:: Exercise materials ::

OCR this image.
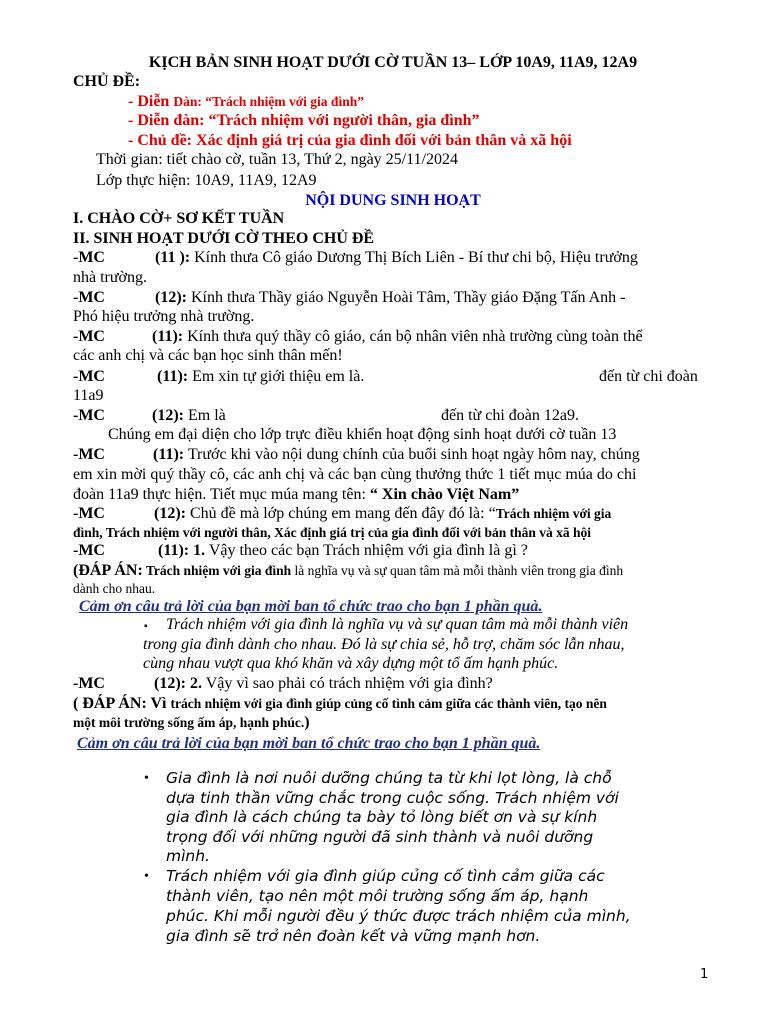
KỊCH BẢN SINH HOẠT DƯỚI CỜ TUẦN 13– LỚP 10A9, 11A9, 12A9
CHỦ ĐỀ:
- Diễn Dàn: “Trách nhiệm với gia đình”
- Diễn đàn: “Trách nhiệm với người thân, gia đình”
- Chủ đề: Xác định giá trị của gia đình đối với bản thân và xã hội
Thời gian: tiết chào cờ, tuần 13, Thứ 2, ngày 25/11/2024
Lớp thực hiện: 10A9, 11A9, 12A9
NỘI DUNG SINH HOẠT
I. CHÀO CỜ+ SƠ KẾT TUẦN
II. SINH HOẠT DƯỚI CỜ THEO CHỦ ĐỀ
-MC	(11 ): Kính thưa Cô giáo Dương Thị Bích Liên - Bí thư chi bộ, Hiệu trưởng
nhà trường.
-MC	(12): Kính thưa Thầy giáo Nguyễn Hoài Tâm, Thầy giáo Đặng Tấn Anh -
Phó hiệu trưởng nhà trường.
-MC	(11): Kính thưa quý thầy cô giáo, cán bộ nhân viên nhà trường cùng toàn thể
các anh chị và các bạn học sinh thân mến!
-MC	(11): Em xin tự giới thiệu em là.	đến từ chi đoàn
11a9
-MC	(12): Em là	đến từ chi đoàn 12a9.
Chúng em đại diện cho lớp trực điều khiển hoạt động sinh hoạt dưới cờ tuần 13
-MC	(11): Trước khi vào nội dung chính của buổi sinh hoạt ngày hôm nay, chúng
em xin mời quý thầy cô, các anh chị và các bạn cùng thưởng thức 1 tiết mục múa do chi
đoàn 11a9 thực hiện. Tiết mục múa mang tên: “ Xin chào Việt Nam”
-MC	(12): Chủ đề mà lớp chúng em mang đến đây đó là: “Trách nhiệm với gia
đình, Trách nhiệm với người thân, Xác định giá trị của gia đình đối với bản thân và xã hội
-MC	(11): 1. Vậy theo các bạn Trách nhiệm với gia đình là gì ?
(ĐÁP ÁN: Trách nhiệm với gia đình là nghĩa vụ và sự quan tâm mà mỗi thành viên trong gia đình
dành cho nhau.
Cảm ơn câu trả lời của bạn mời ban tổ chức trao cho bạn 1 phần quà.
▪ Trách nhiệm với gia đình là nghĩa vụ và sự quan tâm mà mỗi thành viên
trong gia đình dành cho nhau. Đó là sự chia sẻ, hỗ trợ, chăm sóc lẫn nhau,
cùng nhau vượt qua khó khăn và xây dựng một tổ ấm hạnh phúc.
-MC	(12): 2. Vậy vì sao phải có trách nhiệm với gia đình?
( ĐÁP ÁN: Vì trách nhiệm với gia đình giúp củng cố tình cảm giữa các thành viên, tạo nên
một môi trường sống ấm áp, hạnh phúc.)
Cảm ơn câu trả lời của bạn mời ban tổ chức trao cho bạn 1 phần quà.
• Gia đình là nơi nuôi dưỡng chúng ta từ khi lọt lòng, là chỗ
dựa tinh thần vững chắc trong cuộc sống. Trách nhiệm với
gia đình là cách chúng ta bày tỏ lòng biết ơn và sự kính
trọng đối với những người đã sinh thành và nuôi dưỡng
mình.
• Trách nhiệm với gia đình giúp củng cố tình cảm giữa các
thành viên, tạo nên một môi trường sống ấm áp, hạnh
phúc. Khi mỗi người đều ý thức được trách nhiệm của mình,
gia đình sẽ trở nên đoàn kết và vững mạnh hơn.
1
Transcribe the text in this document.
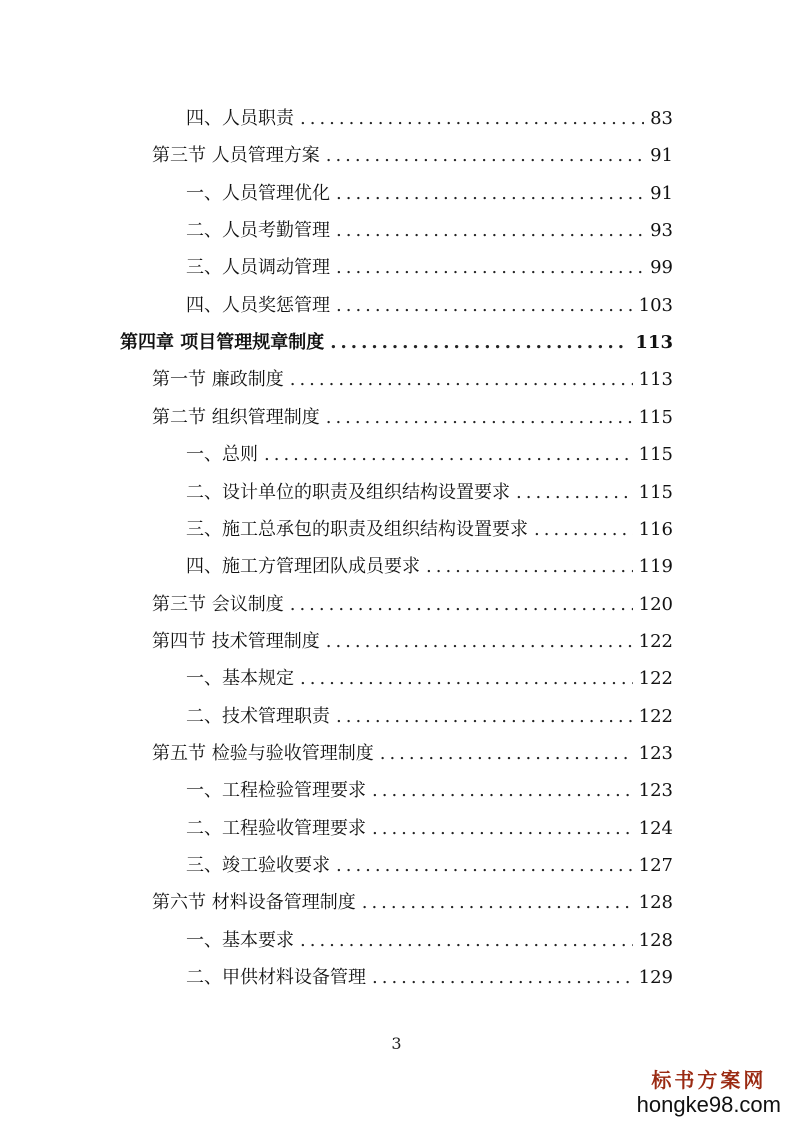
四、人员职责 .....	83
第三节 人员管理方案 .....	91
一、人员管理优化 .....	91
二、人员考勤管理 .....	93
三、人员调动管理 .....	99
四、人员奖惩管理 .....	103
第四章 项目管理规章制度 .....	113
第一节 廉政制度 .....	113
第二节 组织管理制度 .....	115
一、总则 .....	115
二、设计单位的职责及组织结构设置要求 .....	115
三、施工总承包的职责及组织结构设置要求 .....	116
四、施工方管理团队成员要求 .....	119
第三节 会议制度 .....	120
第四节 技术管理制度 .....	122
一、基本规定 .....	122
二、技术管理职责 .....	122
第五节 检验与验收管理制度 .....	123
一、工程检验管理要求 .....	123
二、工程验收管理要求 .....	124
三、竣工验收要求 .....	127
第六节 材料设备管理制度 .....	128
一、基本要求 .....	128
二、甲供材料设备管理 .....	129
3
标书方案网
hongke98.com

:::

Given request:
Copy every line in the entries above that has the string "ngày" in it.

Response to the exercise:
Thời gian: tiết chào cờ, tuần 13, Thứ 2, ngày 25/11/2024
-MC	(11): Trước khi vào nội dung chính của buổi sinh hoạt ngày hôm nay, chúng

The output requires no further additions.